[Entries provided]
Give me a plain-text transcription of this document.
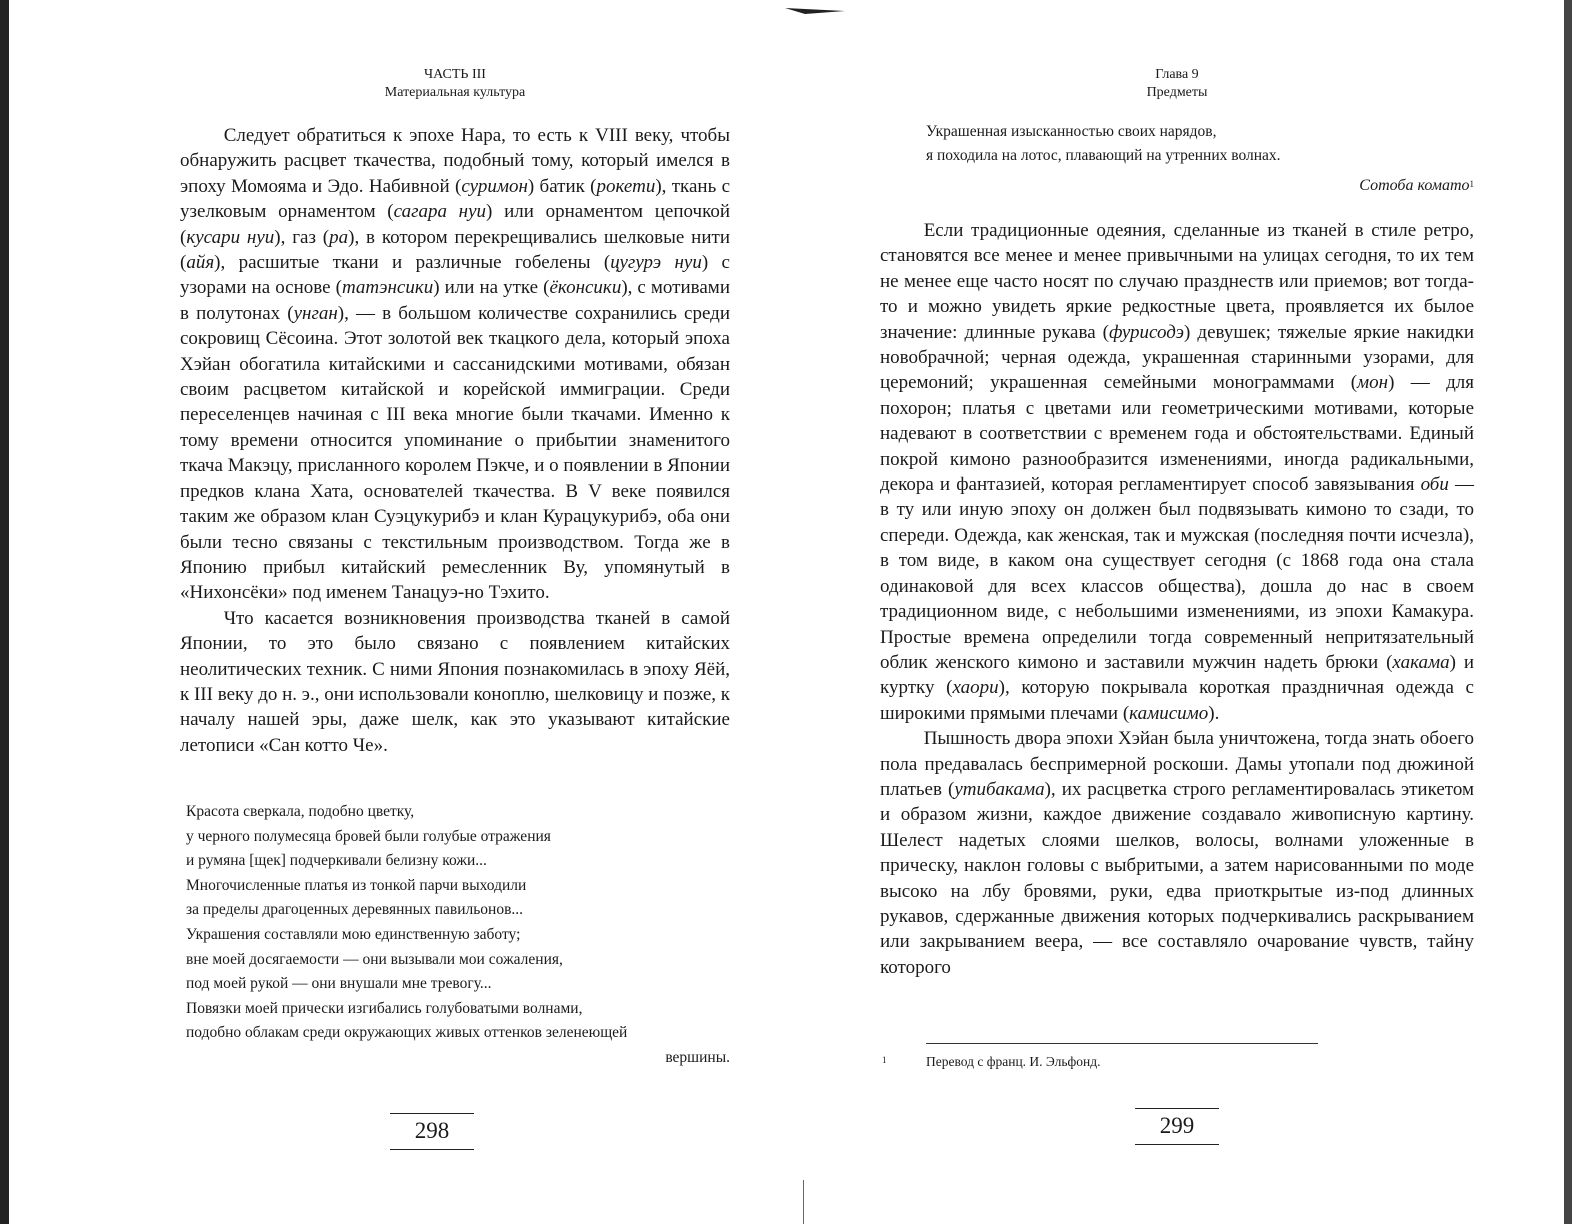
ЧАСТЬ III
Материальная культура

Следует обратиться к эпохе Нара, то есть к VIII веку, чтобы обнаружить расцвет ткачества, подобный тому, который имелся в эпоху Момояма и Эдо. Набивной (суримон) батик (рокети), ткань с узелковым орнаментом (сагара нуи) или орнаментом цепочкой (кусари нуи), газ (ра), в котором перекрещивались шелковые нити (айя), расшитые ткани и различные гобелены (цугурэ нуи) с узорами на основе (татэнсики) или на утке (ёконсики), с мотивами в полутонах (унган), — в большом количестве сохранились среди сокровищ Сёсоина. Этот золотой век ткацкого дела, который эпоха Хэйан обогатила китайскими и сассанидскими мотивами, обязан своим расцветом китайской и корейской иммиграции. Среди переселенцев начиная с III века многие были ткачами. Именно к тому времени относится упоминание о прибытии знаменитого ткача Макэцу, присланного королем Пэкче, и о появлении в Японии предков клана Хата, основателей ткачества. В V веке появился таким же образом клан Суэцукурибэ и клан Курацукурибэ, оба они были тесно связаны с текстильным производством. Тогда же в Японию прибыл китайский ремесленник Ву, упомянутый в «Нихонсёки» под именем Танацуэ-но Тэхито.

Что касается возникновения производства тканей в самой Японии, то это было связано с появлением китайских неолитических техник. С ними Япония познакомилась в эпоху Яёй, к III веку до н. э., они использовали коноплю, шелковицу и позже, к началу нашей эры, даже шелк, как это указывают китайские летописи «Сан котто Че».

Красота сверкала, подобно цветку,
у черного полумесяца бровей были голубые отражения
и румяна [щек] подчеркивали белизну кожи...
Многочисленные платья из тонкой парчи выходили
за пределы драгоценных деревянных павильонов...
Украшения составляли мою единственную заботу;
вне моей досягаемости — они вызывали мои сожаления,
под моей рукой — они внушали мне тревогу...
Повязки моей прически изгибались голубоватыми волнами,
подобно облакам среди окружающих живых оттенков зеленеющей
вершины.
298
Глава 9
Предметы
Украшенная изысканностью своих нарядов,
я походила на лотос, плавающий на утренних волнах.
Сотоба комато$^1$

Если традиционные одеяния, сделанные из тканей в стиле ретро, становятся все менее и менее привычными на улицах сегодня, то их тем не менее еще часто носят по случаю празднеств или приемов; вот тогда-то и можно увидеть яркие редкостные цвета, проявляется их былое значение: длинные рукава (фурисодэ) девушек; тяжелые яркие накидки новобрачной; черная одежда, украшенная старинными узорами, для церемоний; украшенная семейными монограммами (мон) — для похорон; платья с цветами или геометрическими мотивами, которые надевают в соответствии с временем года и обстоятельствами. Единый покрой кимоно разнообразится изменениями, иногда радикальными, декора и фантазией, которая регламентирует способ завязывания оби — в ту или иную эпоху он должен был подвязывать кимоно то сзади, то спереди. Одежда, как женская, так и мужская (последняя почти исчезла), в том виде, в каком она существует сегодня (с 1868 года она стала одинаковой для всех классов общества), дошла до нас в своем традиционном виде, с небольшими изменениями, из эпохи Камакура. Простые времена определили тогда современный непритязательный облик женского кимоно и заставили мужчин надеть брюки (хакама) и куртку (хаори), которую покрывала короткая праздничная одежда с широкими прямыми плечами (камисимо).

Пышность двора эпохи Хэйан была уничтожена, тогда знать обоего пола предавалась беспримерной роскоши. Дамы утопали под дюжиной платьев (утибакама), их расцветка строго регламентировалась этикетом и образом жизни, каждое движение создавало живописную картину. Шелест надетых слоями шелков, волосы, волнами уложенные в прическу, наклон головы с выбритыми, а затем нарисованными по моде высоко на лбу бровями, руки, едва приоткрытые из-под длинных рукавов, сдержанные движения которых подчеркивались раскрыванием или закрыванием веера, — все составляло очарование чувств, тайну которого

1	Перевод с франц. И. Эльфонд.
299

[Direction] Repeat the material above verbatim, with no pictures in the output.

[Result of this task]
Give me a plain-text transcription of this document.
ЧАСТЬ III
Материальная культура

Следует обратиться к эпохе Нара, то есть к VIII веку, чтобы обнаружить расцвет ткачества, подобный тому, который имелся в эпоху Момояма и Эдо. Набивной (суримон) батик (рокети), ткань с узелковым орнаментом (сагара нуи) или орнаментом цепочкой (кусари нуи), газ (ра), в котором перекрещивались шелковые нити (айя), расшитые ткани и различные гобелены (цугурэ нуи) с узорами на основе (татэнсики) или на утке (ёконсики), с мотивами в полутонах (унган), — в большом количестве сохранились среди сокровищ Сёсоина. Этот золотой век ткацкого дела, который эпоха Хэйан обогатила китайскими и сассанидскими мотивами, обязан своим расцветом китайской и корейской иммиграции. Среди переселенцев начиная с III века многие были ткачами. Именно к тому времени относится упоминание о прибытии знаменитого ткача Макэцу, присланного королем Пэкче, и о появлении в Японии предков клана Хата, основателей ткачества. В V веке появился таким же образом клан Суэцукурибэ и клан Курацукурибэ, оба они были тесно связаны с текстильным производством. Тогда же в Японию прибыл китайский ремесленник Ву, упомянутый в «Нихонсёки» под именем Танацуэ-но Тэхито.

Что касается возникновения производства тканей в самой Японии, то это было связано с появлением китайских неолитических техник. С ними Япония познакомилась в эпоху Яёй, к III веку до н. э., они использовали коноплю, шелковицу и позже, к началу нашей эры, даже шелк, как это указывают китайские летописи «Сан котто Че».

Красота сверкала, подобно цветку,
у черного полумесяца бровей были голубые отражения
и румяна [щек] подчеркивали белизну кожи...
Многочисленные платья из тонкой парчи выходили
за пределы драгоценных деревянных павильонов...
Украшения составляли мою единственную заботу;
вне моей досягаемости — они вызывали мои сожаления,
под моей рукой — они внушали мне тревогу...
Повязки моей прически изгибались голубоватыми волнами,
подобно облакам среди окружающих живых оттенков зеленеющей
вершины.
298
Глава 9
Предметы
Украшенная изысканностью своих нарядов,
я походила на лотос, плавающий на утренних волнах.
Сотоба комато$^1$

Если традиционные одеяния, сделанные из тканей в стиле ретро, становятся все менее и менее привычными на улицах сегодня, то их тем не менее еще часто носят по случаю празднеств или приемов; вот тогда-то и можно увидеть яркие редкостные цвета, проявляется их былое значение: длинные рукава (фурисодэ) девушек; тяжелые яркие накидки новобрачной; черная одежда, украшенная старинными узорами, для церемоний; украшенная семейными монограммами (мон) — для похорон; платья с цветами или геометрическими мотивами, которые надевают в соответствии с временем года и обстоятельствами. Единый покрой кимоно разнообразится изменениями, иногда радикальными, декора и фантазией, которая регламентирует способ завязывания оби — в ту или иную эпоху он должен был подвязывать кимоно то сзади, то спереди. Одежда, как женская, так и мужская (последняя почти исчезла), в том виде, в каком она существует сегодня (с 1868 года она стала одинаковой для всех классов общества), дошла до нас в своем традиционном виде, с небольшими изменениями, из эпохи Камакура. Простые времена определили тогда современный непритязательный облик женского кимоно и заставили мужчин надеть брюки (хакама) и куртку (хаори), которую покрывала короткая праздничная одежда с широкими прямыми плечами (камисимо).

Пышность двора эпохи Хэйан была уничтожена, тогда знать обоего пола предавалась беспримерной роскоши. Дамы утопали под дюжиной платьев (утибакама), их расцветка строго регламентировалась этикетом и образом жизни, каждое движение создавало живописную картину. Шелест надетых слоями шелков, волосы, волнами уложенные в прическу, наклон головы с выбритыми, а затем нарисованными по моде высоко на лбу бровями, руки, едва приоткрытые из-под длинных рукавов, сдержанные движения которых подчеркивались раскрыванием или закрыванием веера, — все составляло очарование чувств, тайну которого

1	Перевод с франц. И. Эльфонд.
299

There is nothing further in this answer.